PROBLEM DESCRIPTION: Read the entries below and pull out each line with the string "STRIPS".

DATASET CONTENT:
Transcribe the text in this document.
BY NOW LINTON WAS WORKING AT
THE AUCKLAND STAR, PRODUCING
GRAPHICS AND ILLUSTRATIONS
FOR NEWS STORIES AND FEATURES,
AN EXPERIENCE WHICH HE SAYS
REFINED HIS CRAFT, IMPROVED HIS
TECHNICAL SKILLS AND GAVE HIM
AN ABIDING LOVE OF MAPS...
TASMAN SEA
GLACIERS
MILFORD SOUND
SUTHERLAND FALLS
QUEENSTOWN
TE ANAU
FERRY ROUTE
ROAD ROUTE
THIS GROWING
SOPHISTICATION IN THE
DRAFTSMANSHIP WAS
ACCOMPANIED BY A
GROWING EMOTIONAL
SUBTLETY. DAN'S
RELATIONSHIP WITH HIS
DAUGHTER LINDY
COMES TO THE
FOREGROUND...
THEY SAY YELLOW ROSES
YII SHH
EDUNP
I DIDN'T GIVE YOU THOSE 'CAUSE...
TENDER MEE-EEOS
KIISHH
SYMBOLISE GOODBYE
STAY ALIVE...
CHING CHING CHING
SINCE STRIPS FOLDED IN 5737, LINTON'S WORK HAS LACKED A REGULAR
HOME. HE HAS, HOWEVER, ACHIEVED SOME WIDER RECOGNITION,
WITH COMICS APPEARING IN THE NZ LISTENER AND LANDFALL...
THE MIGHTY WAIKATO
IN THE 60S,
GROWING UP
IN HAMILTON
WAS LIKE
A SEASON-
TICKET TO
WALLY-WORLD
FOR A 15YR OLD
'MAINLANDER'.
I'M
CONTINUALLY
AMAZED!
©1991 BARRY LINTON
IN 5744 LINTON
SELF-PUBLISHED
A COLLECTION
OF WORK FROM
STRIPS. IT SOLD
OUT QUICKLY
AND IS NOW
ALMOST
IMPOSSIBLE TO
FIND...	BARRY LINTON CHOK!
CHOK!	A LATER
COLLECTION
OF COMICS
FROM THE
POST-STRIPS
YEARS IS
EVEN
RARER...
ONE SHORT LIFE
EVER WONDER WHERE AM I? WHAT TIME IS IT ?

RESULT OF THIS EXERCISE:
SINCE STRIPS FOLDED IN 5737, LINTON'S WORK HAS LACKED A REGULAR
STRIPS. IT SOLD
POST-STRIPS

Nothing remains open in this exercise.